[Stored data]
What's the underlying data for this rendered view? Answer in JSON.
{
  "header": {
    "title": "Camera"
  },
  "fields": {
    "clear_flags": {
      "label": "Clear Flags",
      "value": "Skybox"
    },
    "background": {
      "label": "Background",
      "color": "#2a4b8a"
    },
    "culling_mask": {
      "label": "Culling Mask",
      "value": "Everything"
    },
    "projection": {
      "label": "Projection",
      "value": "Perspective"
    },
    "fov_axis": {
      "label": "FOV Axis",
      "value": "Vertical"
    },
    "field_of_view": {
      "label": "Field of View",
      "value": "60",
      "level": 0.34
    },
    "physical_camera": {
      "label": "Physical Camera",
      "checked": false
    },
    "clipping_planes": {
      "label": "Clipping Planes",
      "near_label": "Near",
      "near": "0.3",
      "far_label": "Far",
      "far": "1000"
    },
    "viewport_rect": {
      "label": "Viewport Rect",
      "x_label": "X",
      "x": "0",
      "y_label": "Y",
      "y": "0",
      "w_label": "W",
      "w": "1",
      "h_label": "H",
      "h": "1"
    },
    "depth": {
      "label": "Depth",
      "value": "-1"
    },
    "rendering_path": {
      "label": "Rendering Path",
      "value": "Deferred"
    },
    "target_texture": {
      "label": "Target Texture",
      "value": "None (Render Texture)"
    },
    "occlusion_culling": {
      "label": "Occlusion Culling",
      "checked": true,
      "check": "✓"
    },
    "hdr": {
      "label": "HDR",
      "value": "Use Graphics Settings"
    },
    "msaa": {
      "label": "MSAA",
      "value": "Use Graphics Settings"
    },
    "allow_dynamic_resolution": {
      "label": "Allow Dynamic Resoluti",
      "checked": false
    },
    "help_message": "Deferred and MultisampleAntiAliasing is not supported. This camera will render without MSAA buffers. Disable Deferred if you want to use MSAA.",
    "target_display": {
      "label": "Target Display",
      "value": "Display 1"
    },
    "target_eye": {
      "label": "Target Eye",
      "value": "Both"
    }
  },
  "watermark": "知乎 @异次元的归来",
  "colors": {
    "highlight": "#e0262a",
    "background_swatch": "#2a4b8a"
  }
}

— Written task —
Your task is to repeat the data exactly, with nothing left out.

— Output of the task —
What's the underlying data for this rendered view? Answer in JSON.
{
  "header": {
    "title": "Camera"
  },
  "fields": {
    "clear_flags": {
      "label": "Clear Flags",
      "value": "Skybox"
    },
    "background": {
      "label": "Background",
      "color": "#2a4b8a"
    },
    "culling_mask": {
      "label": "Culling Mask",
      "value": "Everything"
    },
    "projection": {
      "label": "Projection",
      "value": "Perspective"
    },
    "fov_axis": {
      "label": "FOV Axis",
      "value": "Vertical"
    },
    "field_of_view": {
      "label": "Field of View",
      "value": "60",
      "level": 0.34
    },
    "physical_camera": {
      "label": "Physical Camera",
      "checked": false
    },
    "clipping_planes": {
      "label": "Clipping Planes",
      "near_label": "Near",
      "near": "0.3",
      "far_label": "Far",
      "far": "1000"
    },
    "viewport_rect": {
      "label": "Viewport Rect",
      "x_label": "X",
      "x": "0",
      "y_label": "Y",
      "y": "0",
      "w_label": "W",
      "w": "1",
      "h_label": "H",
      "h": "1"
    },
    "depth": {
      "label": "Depth",
      "value": "-1"
    },
    "rendering_path": {
      "label": "Rendering Path",
      "value": "Deferred"
    },
    "target_texture": {
      "label": "Target Texture",
      "value": "None (Render Texture)"
    },
    "occlusion_culling": {
      "label": "Occlusion Culling",
      "checked": true,
      "check": "✓"
    },
    "hdr": {
      "label": "HDR",
      "value": "Use Graphics Settings"
    },
    "msaa": {
      "label": "MSAA",
      "value": "Use Graphics Settings"
    },
    "allow_dynamic_resolution": {
      "label": "Allow Dynamic Resoluti",
      "checked": false
    },
    "help_message": "Deferred and MultisampleAntiAliasing is not supported. This camera will render without MSAA buffers. Disable Deferred if you want to use MSAA.",
    "target_display": {
      "label": "Target Display",
      "value": "Display 1"
    },
    "target_eye": {
      "label": "Target Eye",
      "value": "Both"
    }
  },
  "watermark": "知乎 @异次元的归来",
  "colors": {
    "highlight": "#e0262a",
    "background_swatch": "#2a4b8a"
  }
}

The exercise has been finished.